-- START OF DATASET CONTENT --

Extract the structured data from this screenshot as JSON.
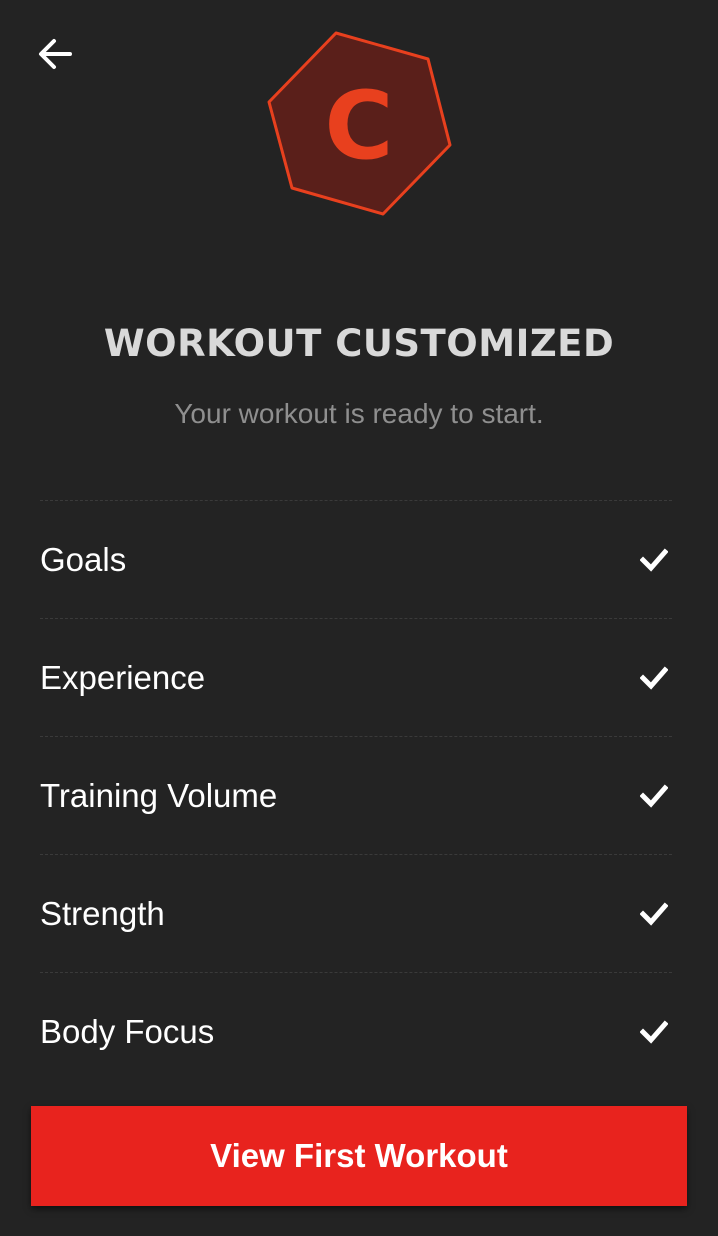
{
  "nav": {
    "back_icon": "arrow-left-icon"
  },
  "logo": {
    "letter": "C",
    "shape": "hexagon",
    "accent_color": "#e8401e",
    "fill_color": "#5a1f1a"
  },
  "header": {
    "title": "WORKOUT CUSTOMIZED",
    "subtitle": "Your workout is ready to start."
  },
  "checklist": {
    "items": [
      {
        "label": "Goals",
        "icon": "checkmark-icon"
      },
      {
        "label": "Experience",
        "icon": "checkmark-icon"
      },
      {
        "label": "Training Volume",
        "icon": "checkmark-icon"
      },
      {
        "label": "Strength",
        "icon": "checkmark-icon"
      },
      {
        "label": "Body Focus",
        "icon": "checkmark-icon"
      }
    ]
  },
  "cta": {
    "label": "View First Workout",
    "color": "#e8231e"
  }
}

-- END OF DATASET CONTENT --

• _THE TASK_: Give all the lines above again, character for character, without pictures.

• _OUTPUT OF THE TASK_:
Extract the structured data from this screenshot as JSON.
{
  "nav": {
    "back_icon": "arrow-left-icon"
  },
  "logo": {
    "letter": "C",
    "shape": "hexagon",
    "accent_color": "#e8401e",
    "fill_color": "#5a1f1a"
  },
  "header": {
    "title": "WORKOUT CUSTOMIZED",
    "subtitle": "Your workout is ready to start."
  },
  "checklist": {
    "items": [
      {
        "label": "Goals",
        "icon": "checkmark-icon"
      },
      {
        "label": "Experience",
        "icon": "checkmark-icon"
      },
      {
        "label": "Training Volume",
        "icon": "checkmark-icon"
      },
      {
        "label": "Strength",
        "icon": "checkmark-icon"
      },
      {
        "label": "Body Focus",
        "icon": "checkmark-icon"
      }
    ]
  },
  "cta": {
    "label": "View First Workout",
    "color": "#e8231e"
  }
}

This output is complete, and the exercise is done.